=== BRIEF ===
Exactly reproduce all the records, keeping pictures out of the copy.

[Saved entries]
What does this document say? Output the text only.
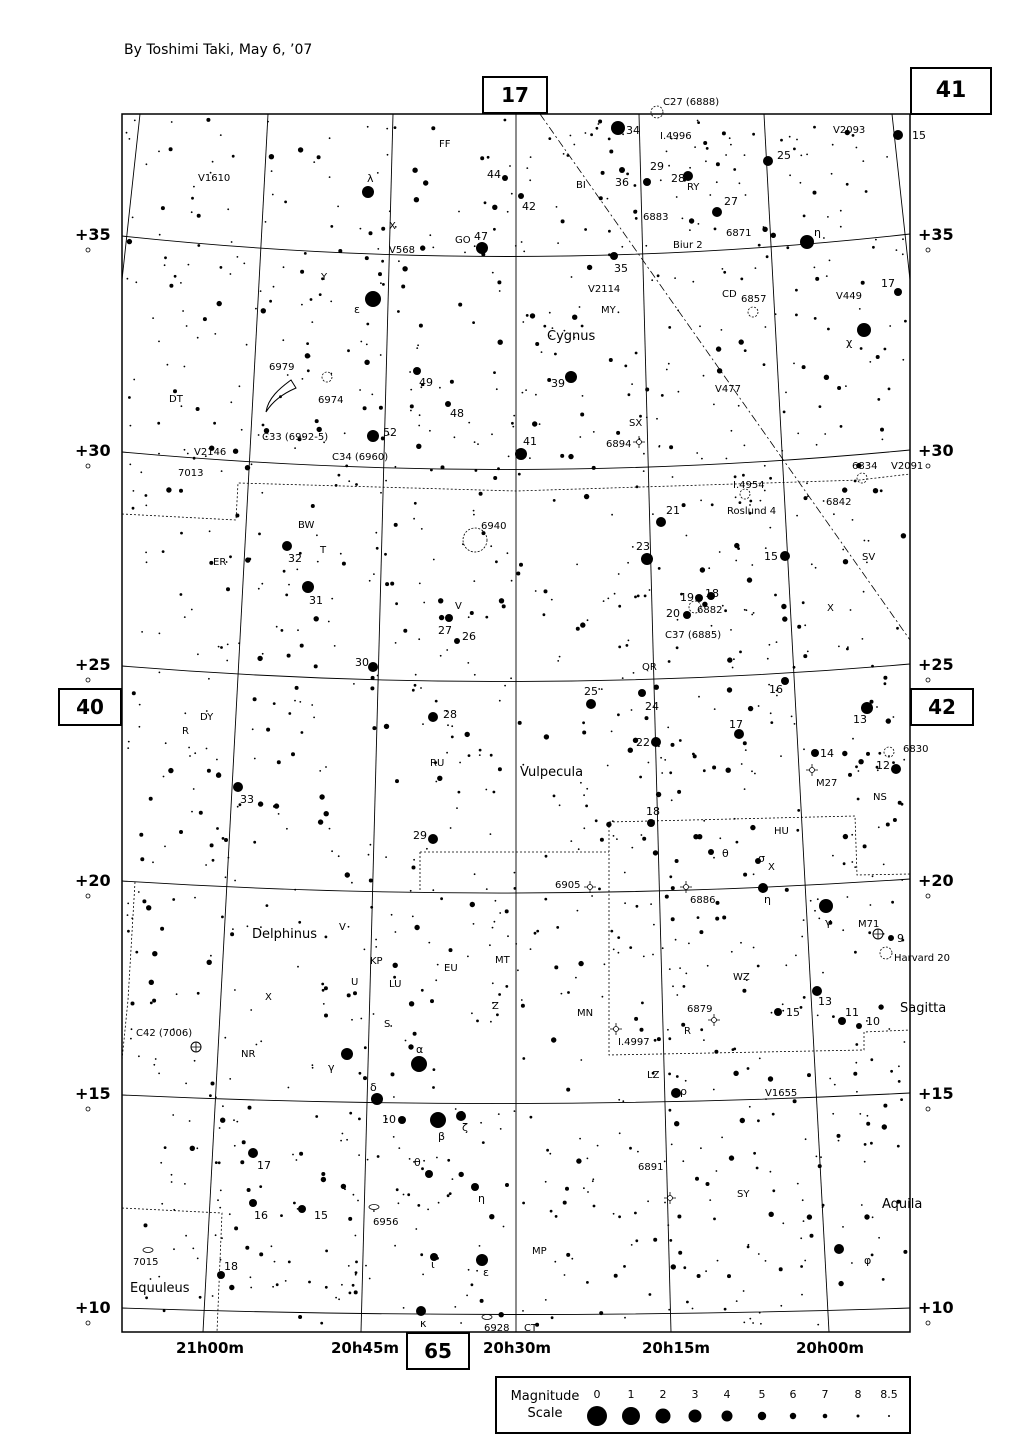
By Toshimi Taki, May 6, ’07
17	41
40	42
65
+35	+35
+30	+30
+25	+25
+20	+20
+15	+15
+10	+10
21h00m	20h45m	20h30m	20h15m	20h00m
Cygnus
Vulpecula
Delphinus
Sagitta
Aquila
Equuleus
λ
ε
52
47
49
48
41
44
42
34
36
29
28
27
25
15
η
17
χ
39
35
21
23
19 18
20
15
16
32
31
27 26
30
28
25
24
22
17	13
14
12
33
29
18
θ
η
γ
9
σ
13
11
10
15
ρ
γ
α
δ
10
β
ζ
17	θ
η
16	15
ι
ε
κ
18	φ
FF
V1610
X
V568
GO
Y
C27 (6888)
I.4996
BI	RY
6883
6871
Biur 2
V2093
V2114
MY
CD 6857	V449
6979
6974
C33 (6992-5)
DT
V477
SX
6894
V2146
7013
C34 (6960)
6834 V2091
I.4954
6842
Roslund 4
BW
T
6940
ER	SV
V	6882
C37 (6885)
X
QR
DY
R
RU
6830
M27
NS
HU
X
6905
6886
M71
V
KP
EU
MT
U
Harvard 20
X
LU
WZ
S
Z
MN	6879
C42 (7006)
NR
I.4997
R
LZ
V1655
6891
SY
6956
7015
MP
6928 CT
Magnitude
Scale
0 1 2 3 4	5 6 7 8 8.5
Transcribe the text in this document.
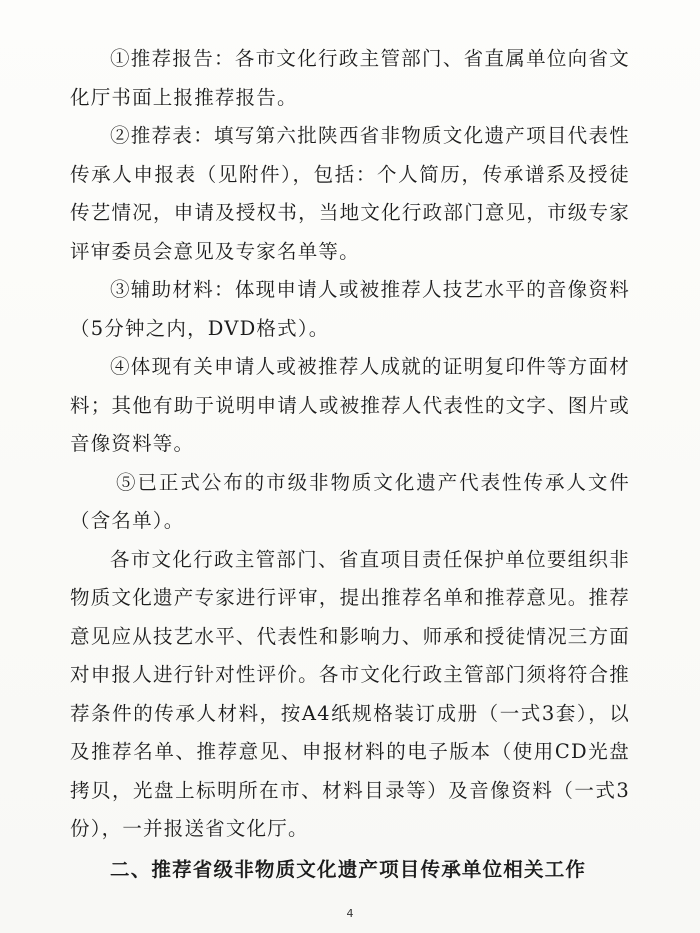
①推荐报告：各市文化行政主管部门、省直属单位向省文化厅书面上报推荐报告。

②推荐表：填写第六批陕西省非物质文化遗产项目代表性传承人申报表（见附件），包括：个人简历，传承谱系及授徒传艺情况，申请及授权书，当地文化行政部门意见，市级专家评审委员会意见及专家名单等。

③辅助材料：体现申请人或被推荐人技艺水平的音像资料（5分钟之内，DVD格式）。

④体现有关申请人或被推荐人成就的证明复印件等方面材料；其他有助于说明申请人或被推荐人代表性的文字、图片或音像资料等。

⑤已正式公布的市级非物质文化遗产代表性传承人文件（含名单）。

各市文化行政主管部门、省直项目责任保护单位要组织非物质文化遗产专家进行评审，提出推荐名单和推荐意见。推荐意见应从技艺水平、代表性和影响力、师承和授徒情况三方面对申报人进行针对性评价。各市文化行政主管部门须将符合推荐条件的传承人材料，按A4纸规格装订成册（一式3套），以及推荐名单、推荐意见、申报材料的电子版本（使用CD光盘拷贝，光盘上标明所在市、材料目录等）及音像资料（一式3份），一并报送省文化厅。

二、推荐省级非物质文化遗产项目传承单位相关工作

4
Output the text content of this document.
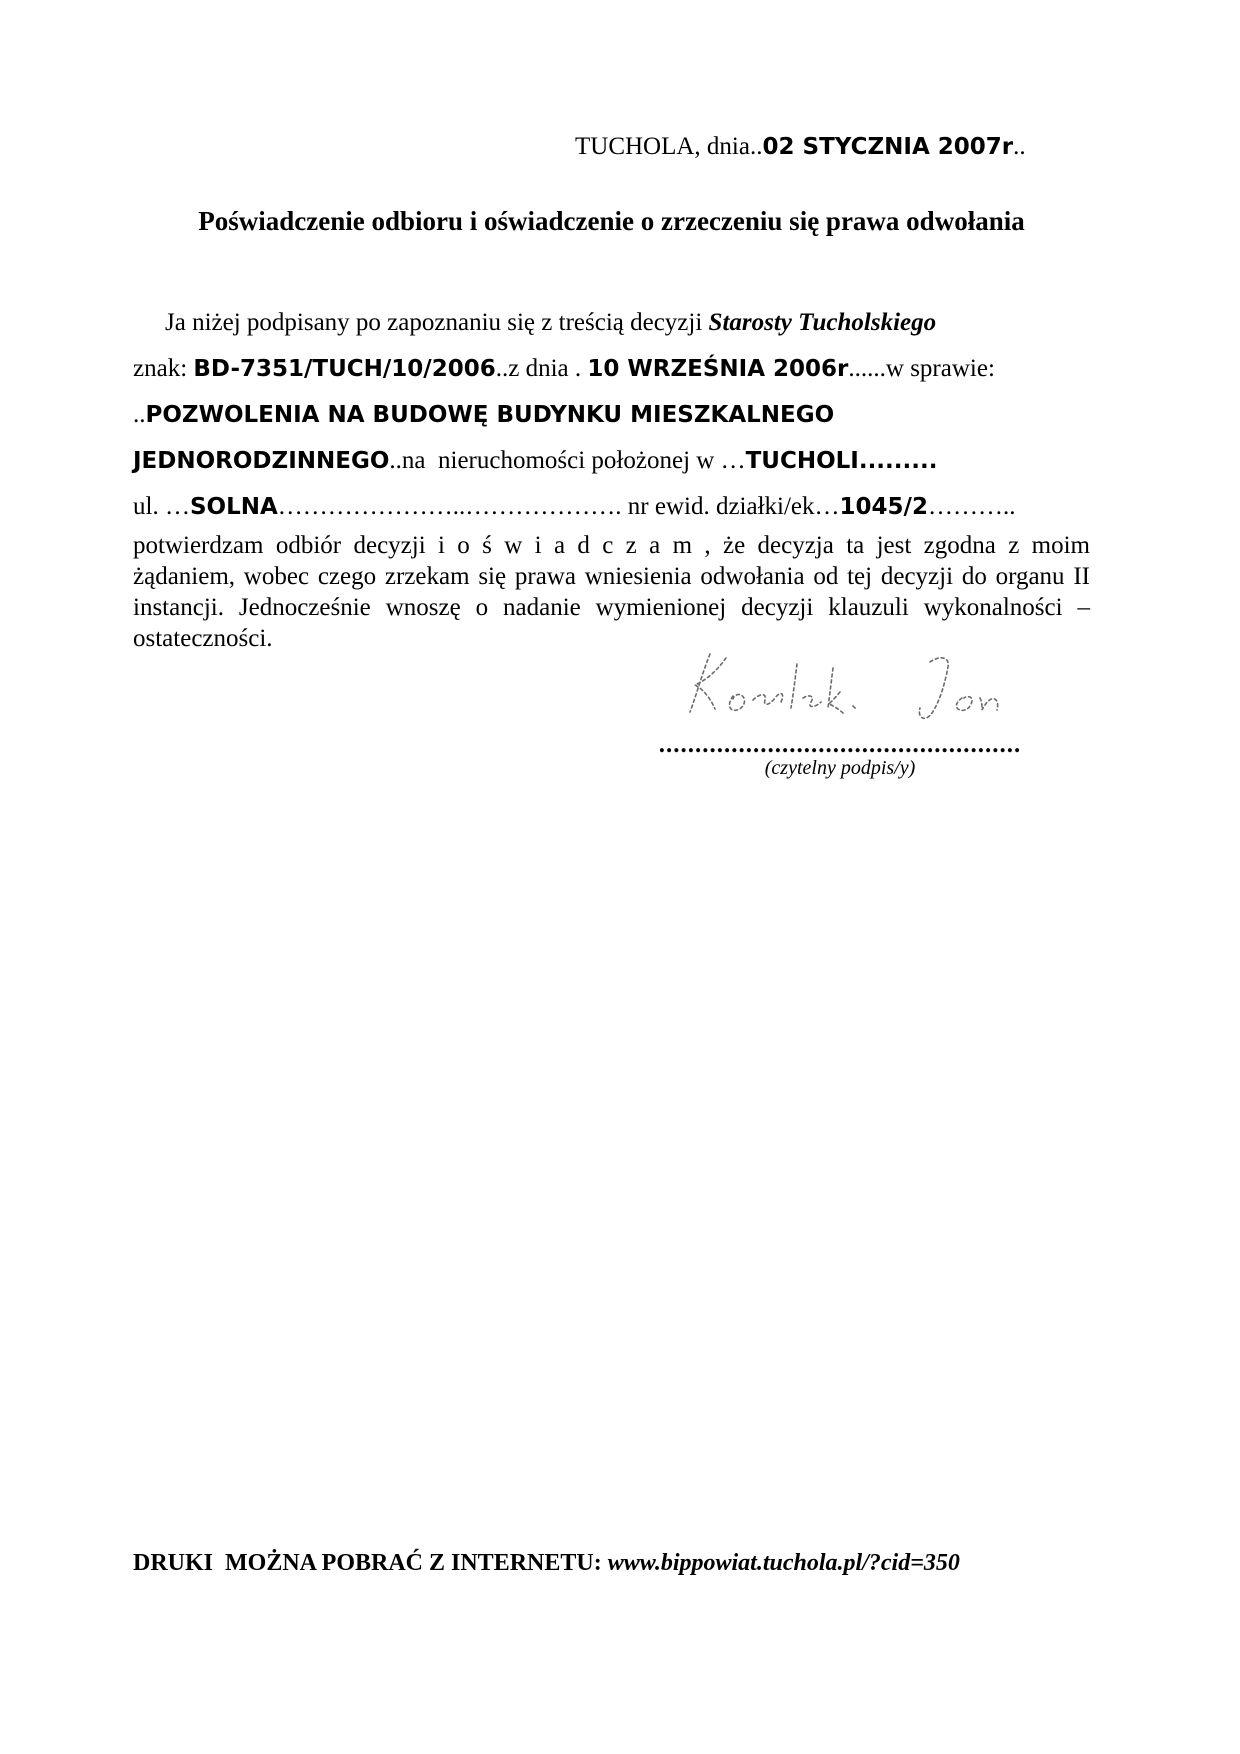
TUCHOLA, dnia..02 STYCZNIA 2007r..
Poświadczenie odbioru i oświadczenie o zrzeczeniu się prawa odwołania
Ja niżej podpisany po zapoznaniu się z treścią decyzji Starosty Tucholskiego
znak: BD-7351/TUCH/10/2006..z dnia . 10 WRZEŚNIA 2006r......w sprawie:
..POZWOLENIA NA BUDOWĘ BUDYNKU MIESZKALNEGO
JEDNORODZINNEGO..na  nieruchomości położonej w …TUCHOLI.........
ul. …SOLNA…………………..………………. nr ewid. działki/ek…1045/2………..
potwierdzam odbiór decyzji i o ś w i a d c z a m , że decyzja ta jest zgodna z moim żądaniem, wobec czego zrzekam się prawa wniesienia odwołania od tej decyzji do organu II instancji. Jednocześnie wnoszę o nadanie wymienionej decyzji klauzuli wykonalności – ostateczności.
..................................................
(czytelny podpis/y)
DRUKI  MOŻNA POBRAĆ Z INTERNETU: www.bippowiat.tuchola.pl/?cid=350
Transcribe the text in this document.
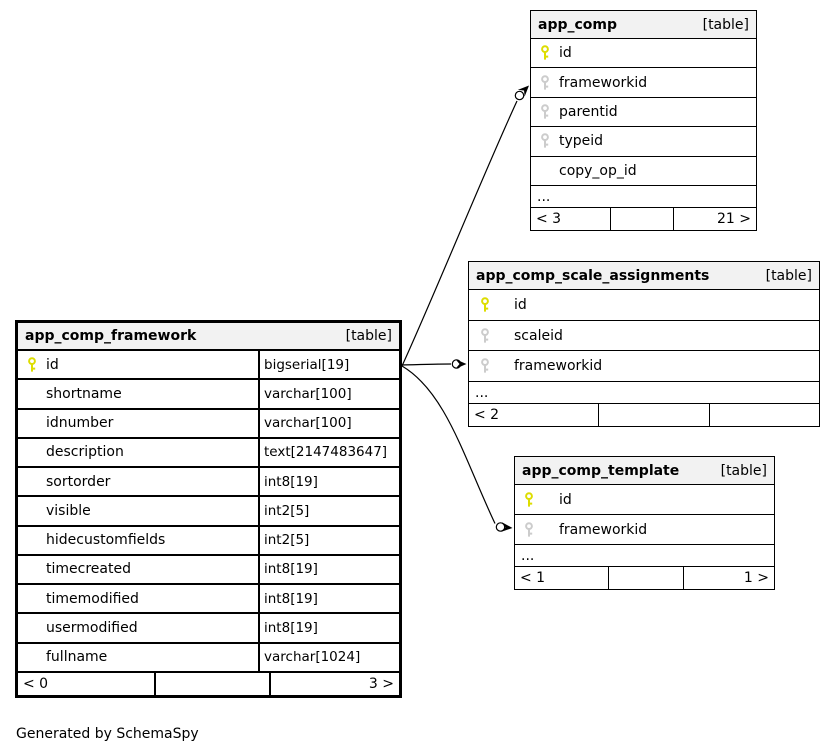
app_comp	[table]
id
frameworkid
parentid
typeid
copy_op_id
...
< 3	21 >
app_comp_scale_assignments	[table]
id
scaleid
frameworkid
...
< 2
app_comp_template	[table]
id
frameworkid
...
< 1	1 >
app_comp_framework	[table]
id	bigserial[19]
shortname	varchar[100]
idnumber	varchar[100]
description	text[2147483647]
sortorder	int8[19]
visible	int2[5]
hidecustomfields	int2[5]
timecreated	int8[19]
timemodified	int8[19]
usermodified	int8[19]
fullname	varchar[1024]
< 0	3 >
Generated by SchemaSpy
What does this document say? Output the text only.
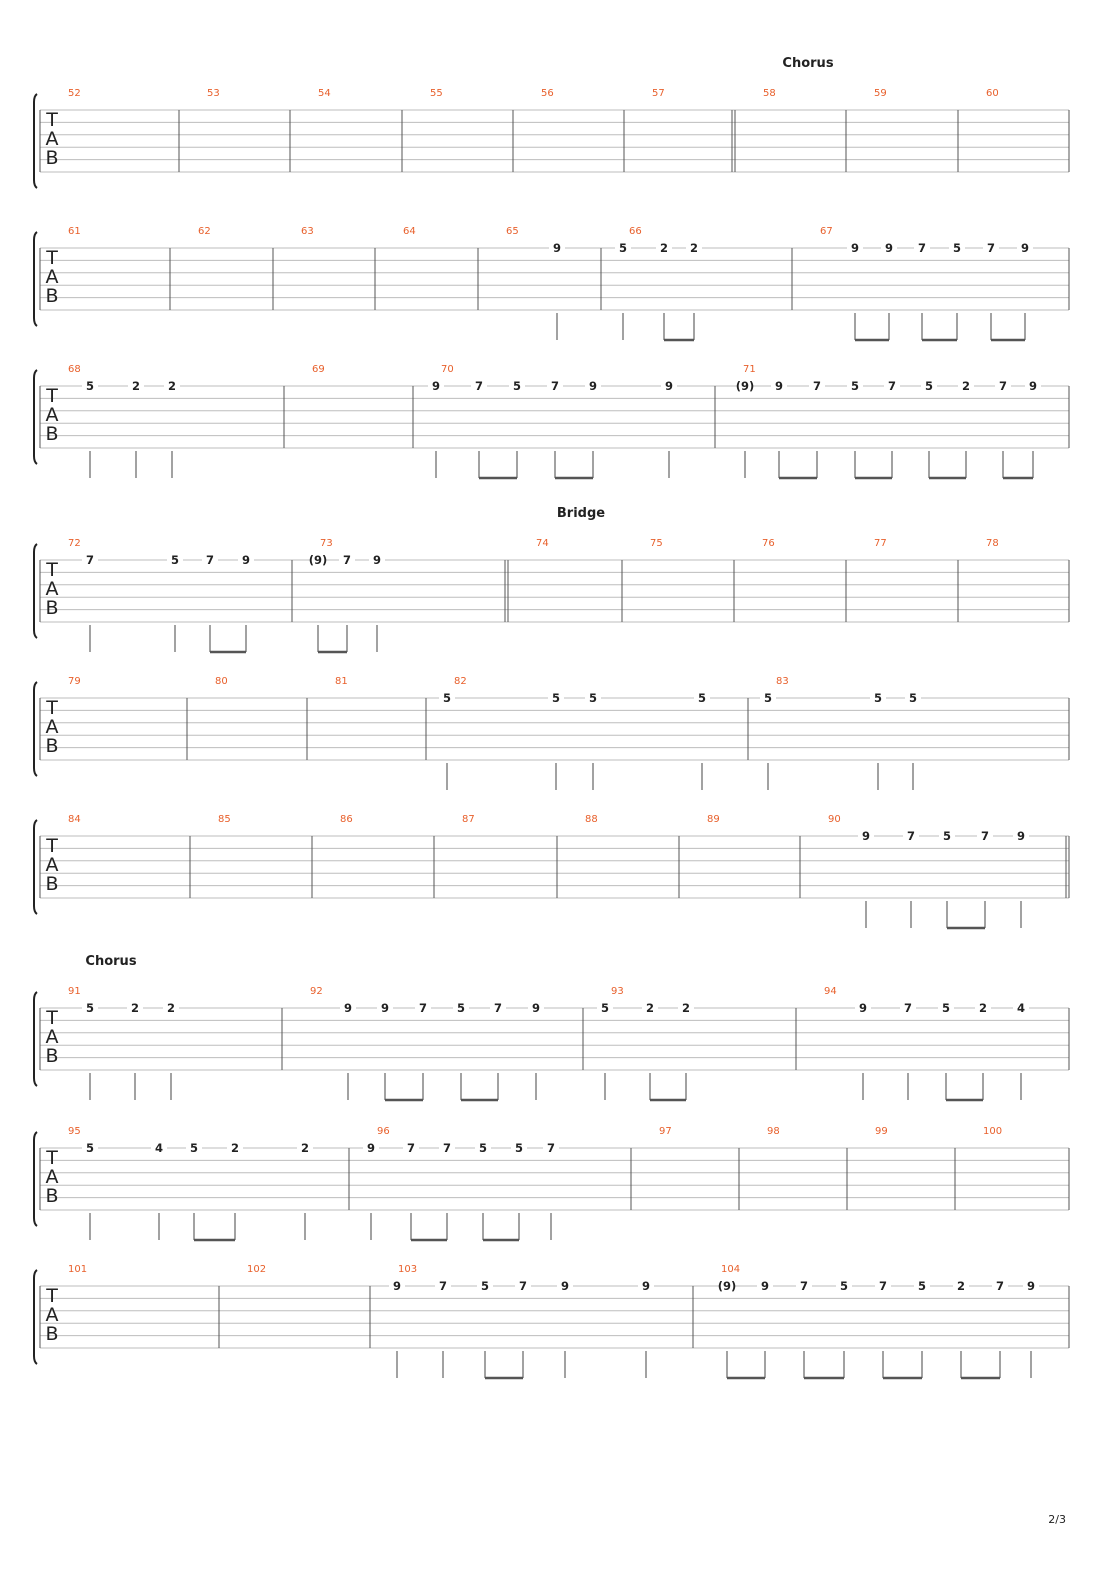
T
A
B
Chorus
52	53	54	55	56	57	58	59	60
T
A
B
61	62	63	64	65	66	67
9	5	2 2	9 9 7 5 7 9
T
A
B
68	69	70	71
5	2 2	9	7	5	7	9	9	(9) 9	7	5	7	5	2	7 9
T
A
B
Bridge
72	73	74	75	76	77	78
7	5 7 9	(9) 7 9
T
A
B
79	80	81	82	83
5	5	5	5	5	5 5
T
A
B
84	85	86	87	88	89	90
9	7 5	7 9
T
A
B
Chorus
91	92	93	94
5	2 2	9	9	7	5	7	9	5	2 2	9	7	5	2	4
T
A
B
95	96	97	98	99	100
5	4 5	2	2	9	7 7 5 5 7
T
A
B
101	102	103	104
9	7	5	7	9	9	(9) 9	7	5	7	5	2	7 9
2/3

=== EXERCISE RESPONSE ===
What does this document say? Output the text only.
By Toshimi Taki, May 6, ’07
17	41
40	42
65
+35	+35
+30	+30
+25	+25
+20	+20
+15	+15
+10	+10
21h00m	20h45m	20h30m	20h15m	20h00m
Cygnus
Vulpecula
Delphinus
Sagitta
Aquila
Equuleus
λ
ε
52
47
49
48
41
44
42
34
36
29
28
27
25
15
η
17
χ
39
35
21
23
19 18
20
15
16
32
31
27 26
30
28
25
24
22
17	13
14
12
33
29
18
θ
η
γ
9
σ
13
11
10
15
ρ
γ
α
δ
10
β
ζ
17	θ
η
16	15
ι
ε
κ
18	φ
FF
V1610
X
V568
GO
Y
C27 (6888)
I.4996
BI	RY
6883
6871
Biur 2
V2093
V2114
MY
CD 6857	V449
6979
6974
C33 (6992-5)
DT
V477
SX
6894
V2146
7013
C34 (6960)
6834 V2091
I.4954
6842
Roslund 4
BW
T
6940
ER	SV
V	6882
C37 (6885)
X
QR
DY
R
RU
6830
M27
NS
HU
X
6905
6886
M71
V
KP
EU
MT
U
Harvard 20
X
LU
WZ
S
Z
MN	6879
C42 (7006)
NR
I.4997
R
LZ
V1655
6891
SY
6956
7015
MP
6928 CT
Magnitude
Scale
0 1 2 3 4	5 6 7 8 8.5
Transcribe the text in this document.
①推荐报告：各市文化行政主管部门、省直属单位向省文化厅书面上报推荐报告。

②推荐表：填写第六批陕西省非物质文化遗产项目代表性传承人申报表（见附件），包括：个人简历，传承谱系及授徒传艺情况，申请及授权书，当地文化行政部门意见，市级专家评审委员会意见及专家名单等。

③辅助材料：体现申请人或被推荐人技艺水平的音像资料（5分钟之内，DVD格式）。

④体现有关申请人或被推荐人成就的证明复印件等方面材料；其他有助于说明申请人或被推荐人代表性的文字、图片或音像资料等。

⑤已正式公布的市级非物质文化遗产代表性传承人文件（含名单）。

各市文化行政主管部门、省直项目责任保护单位要组织非物质文化遗产专家进行评审，提出推荐名单和推荐意见。推荐意见应从技艺水平、代表性和影响力、师承和授徒情况三方面对申报人进行针对性评价。各市文化行政主管部门须将符合推荐条件的传承人材料，按A4纸规格装订成册（一式3套），以及推荐名单、推荐意见、申报材料的电子版本（使用CD光盘拷贝，光盘上标明所在市、材料目录等）及音像资料（一式3份），一并报送省文化厅。

二、推荐省级非物质文化遗产项目传承单位相关工作

4
Output the text content of this document.
TUCHOLA, dnia..02 STYCZNIA 2007r..
Poświadczenie odbioru i oświadczenie o zrzeczeniu się prawa odwołania
Ja niżej podpisany po zapoznaniu się z treścią decyzji Starosty Tucholskiego
znak: BD-7351/TUCH/10/2006..z dnia . 10 WRZEŚNIA 2006r......w sprawie:
..POZWOLENIA NA BUDOWĘ BUDYNKU MIESZKALNEGO
JEDNORODZINNEGO..na  nieruchomości położonej w …TUCHOLI.........
ul. …SOLNA…………………..………………. nr ewid. działki/ek…1045/2………..
potwierdzam odbiór decyzji i o ś w i a d c z a m , że decyzja ta jest zgodna z moim żądaniem, wobec czego zrzekam się prawa wniesienia odwołania od tej decyzji do organu II instancji. Jednocześnie wnoszę o nadanie wymienionej decyzji klauzuli wykonalności – ostateczności.
..................................................
(czytelny podpis/y)
DRUKI  MOŻNA POBRAĆ Z INTERNETU: www.bippowiat.tuchola.pl/?cid=350
Transcribe the text in this document.
app_comp	[table]
id
frameworkid
parentid
typeid
copy_op_id
...
< 3	21 >
app_comp_scale_assignments	[table]
id
scaleid
frameworkid
...
< 2
app_comp_template	[table]
id
frameworkid
...
< 1	1 >
app_comp_framework	[table]
id	bigserial[19]
shortname	varchar[100]
idnumber	varchar[100]
description	text[2147483647]
sortorder	int8[19]
visible	int2[5]
hidecustomfields	int2[5]
timecreated	int8[19]
timemodified	int8[19]
usermodified	int8[19]
fullname	varchar[1024]
< 0	3 >
Generated by SchemaSpy
What does this document say? Output the text only.
T
A
B
Chorus
52	53	54	55	56	57	58	59	60
T
A
B
61	62	63	64	65	66	67
9	5	2 2	9 9 7 5 7 9
T
A
B
68	69	70	71
5	2 2	9	7	5	7	9	9	(9) 9	7	5	7	5	2	7 9
T
A
B
Bridge
72	73	74	75	76	77	78
7	5 7 9	(9) 7 9
T
A
B
79	80	81	82	83
5	5	5	5	5	5 5
T
A
B
84	85	86	87	88	89	90
9	7 5	7 9
T
A
B
Chorus
91	92	93	94
5	2 2	9	9	7	5	7	9	5	2 2	9	7	5	2	4
T
A
B
95	96	97	98	99	100
5	4 5	2	2	9	7 7 5 5 7
T
A
B
101	102	103	104
9	7	5	7	9	9	(9) 9	7	5	7	5	2	7 9
2/3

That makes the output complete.